[start Task inputs]

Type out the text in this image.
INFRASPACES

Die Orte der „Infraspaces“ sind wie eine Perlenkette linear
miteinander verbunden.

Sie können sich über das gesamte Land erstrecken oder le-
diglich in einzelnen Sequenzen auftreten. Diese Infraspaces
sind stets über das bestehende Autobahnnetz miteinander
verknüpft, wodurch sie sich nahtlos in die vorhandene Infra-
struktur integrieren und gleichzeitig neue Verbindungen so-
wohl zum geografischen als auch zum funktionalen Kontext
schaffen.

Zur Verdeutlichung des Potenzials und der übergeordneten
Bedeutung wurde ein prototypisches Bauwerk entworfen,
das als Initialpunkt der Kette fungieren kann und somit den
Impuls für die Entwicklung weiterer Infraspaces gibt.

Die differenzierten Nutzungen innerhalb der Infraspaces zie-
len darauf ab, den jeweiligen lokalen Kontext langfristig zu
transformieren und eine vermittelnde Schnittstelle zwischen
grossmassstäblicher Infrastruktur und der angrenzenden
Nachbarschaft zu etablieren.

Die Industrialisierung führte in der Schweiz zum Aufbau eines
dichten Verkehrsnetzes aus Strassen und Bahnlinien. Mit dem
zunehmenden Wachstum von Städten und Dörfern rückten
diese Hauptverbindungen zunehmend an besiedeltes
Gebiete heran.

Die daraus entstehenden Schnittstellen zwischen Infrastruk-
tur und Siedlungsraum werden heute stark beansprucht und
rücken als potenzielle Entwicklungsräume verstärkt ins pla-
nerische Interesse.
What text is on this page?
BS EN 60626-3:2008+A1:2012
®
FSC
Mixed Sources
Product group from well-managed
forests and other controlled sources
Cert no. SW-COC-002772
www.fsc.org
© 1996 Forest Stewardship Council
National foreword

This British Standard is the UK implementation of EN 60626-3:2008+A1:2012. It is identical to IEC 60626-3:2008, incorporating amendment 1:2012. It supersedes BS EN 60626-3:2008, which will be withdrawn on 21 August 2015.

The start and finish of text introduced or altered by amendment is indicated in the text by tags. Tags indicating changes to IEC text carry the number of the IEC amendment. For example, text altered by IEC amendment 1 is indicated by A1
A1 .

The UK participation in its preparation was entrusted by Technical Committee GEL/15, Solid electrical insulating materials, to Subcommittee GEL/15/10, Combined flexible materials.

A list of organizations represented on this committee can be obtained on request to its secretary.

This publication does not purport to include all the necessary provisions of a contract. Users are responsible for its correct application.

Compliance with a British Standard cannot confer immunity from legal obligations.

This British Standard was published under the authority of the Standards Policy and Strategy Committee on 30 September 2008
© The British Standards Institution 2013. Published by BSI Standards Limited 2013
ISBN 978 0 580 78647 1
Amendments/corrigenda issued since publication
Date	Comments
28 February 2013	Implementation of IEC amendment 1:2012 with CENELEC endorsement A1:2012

[end Task inputs]

### The request
Each line in the data that holds the string "sich" should be found and copied.

### The completed task
Sie können sich über das gesamte Land erstrecken oder le-
verknüpft, wodurch sie sich nahtlos in die vorhandene Infra-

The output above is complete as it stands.